## Stored data
****************************************

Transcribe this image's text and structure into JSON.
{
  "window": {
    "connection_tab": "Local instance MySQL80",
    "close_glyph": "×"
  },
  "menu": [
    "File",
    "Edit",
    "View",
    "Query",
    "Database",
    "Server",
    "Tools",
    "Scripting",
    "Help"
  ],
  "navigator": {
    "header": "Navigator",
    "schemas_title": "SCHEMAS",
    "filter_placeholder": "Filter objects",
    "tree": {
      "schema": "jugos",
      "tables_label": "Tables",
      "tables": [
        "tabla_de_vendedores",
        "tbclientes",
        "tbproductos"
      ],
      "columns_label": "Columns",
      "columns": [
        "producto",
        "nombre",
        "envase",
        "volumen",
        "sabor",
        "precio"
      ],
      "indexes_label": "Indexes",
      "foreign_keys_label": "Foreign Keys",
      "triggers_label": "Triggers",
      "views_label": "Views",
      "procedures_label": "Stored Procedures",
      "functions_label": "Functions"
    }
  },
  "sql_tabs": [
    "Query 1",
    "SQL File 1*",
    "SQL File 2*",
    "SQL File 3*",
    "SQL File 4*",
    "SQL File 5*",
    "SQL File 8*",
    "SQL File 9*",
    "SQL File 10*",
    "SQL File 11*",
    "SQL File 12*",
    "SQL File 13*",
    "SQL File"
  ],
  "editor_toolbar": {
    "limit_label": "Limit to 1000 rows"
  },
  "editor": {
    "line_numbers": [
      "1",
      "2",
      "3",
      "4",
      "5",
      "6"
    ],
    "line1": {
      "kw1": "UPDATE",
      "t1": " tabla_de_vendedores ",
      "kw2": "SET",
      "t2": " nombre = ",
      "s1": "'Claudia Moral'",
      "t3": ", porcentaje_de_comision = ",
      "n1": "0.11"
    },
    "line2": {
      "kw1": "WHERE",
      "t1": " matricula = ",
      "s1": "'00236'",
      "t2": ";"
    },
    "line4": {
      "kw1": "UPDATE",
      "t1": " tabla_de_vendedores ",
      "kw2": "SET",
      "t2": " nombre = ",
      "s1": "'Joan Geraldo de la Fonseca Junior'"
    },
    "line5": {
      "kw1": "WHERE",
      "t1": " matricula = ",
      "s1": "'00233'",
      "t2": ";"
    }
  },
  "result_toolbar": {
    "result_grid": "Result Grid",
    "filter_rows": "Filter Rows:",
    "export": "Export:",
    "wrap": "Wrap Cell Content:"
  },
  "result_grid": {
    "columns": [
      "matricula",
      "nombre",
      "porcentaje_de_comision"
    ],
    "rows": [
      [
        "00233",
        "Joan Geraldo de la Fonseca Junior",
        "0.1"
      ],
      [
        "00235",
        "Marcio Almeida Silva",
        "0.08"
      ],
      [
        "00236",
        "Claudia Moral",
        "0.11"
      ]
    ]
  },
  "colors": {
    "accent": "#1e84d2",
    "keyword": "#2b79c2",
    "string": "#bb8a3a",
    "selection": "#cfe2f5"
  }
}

****************************************

## What this task involves
For this exercise, gather every line of the data that contains the word "Filter".

## Answer to this task
    "filter_placeholder": "Filter objects",
    "filter_rows": "Filter Rows:",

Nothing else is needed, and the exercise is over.